**What you are asked to do**. Return every entry exactly as written.

**Entries shown**.
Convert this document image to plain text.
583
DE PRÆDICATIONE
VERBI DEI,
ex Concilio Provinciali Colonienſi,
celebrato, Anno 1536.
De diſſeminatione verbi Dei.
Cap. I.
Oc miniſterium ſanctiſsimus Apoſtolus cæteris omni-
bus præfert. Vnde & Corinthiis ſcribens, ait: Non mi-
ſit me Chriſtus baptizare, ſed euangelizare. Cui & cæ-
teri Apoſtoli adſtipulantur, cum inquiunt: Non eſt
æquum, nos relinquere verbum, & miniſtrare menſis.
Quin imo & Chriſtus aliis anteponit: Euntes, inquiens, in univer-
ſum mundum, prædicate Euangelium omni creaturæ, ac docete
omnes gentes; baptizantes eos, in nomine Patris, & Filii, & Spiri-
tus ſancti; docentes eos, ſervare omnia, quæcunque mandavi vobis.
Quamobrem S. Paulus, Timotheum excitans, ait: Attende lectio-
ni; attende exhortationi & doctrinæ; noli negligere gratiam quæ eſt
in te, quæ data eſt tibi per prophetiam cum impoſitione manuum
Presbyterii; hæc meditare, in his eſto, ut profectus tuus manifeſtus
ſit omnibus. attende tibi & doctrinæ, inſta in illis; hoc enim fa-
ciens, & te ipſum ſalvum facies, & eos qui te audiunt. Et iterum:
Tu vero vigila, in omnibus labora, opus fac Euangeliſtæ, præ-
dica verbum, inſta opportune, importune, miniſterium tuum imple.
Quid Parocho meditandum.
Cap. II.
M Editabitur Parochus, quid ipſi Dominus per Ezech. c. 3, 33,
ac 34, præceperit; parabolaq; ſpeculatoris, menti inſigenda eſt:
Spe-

**Final answer**.
Convert this document image to plain text.
583
DE PRÆDICATIONE
VERBI DEI,
ex Concilio Provinciali Colonienſi,
celebrato, Anno 1536.
De diſſeminatione verbi Dei.
Cap. I.
Oc miniſterium ſanctiſsimus Apoſtolus cæteris omni-
bus præfert. Vnde & Corinthiis ſcribens, ait: Non mi-
ſit me Chriſtus baptizare, ſed euangelizare. Cui & cæ-
teri Apoſtoli adſtipulantur, cum inquiunt: Non eſt
æquum, nos relinquere verbum, & miniſtrare menſis.
Quin imo & Chriſtus aliis anteponit: Euntes, inquiens, in univer-
ſum mundum, prædicate Euangelium omni creaturæ, ac docete
omnes gentes; baptizantes eos, in nomine Patris, & Filii, & Spiri-
tus ſancti; docentes eos, ſervare omnia, quæcunque mandavi vobis.
Quamobrem S. Paulus, Timotheum excitans, ait: Attende lectio-
ni; attende exhortationi & doctrinæ; noli negligere gratiam quæ eſt
in te, quæ data eſt tibi per prophetiam cum impoſitione manuum
Presbyterii; hæc meditare, in his eſto, ut profectus tuus manifeſtus
ſit omnibus. attende tibi & doctrinæ, inſta in illis; hoc enim fa-
ciens, & te ipſum ſalvum facies, & eos qui te audiunt. Et iterum:
Tu vero vigila, in omnibus labora, opus fac Euangeliſtæ, præ-
dica verbum, inſta opportune, importune, miniſterium tuum imple.
Quid Parocho meditandum.
Cap. II.
M Editabitur Parochus, quid ipſi Dominus per Ezech. c. 3, 33,
ac 34, præceperit; parabolaq; ſpeculatoris, menti inſigenda eſt:
Spe-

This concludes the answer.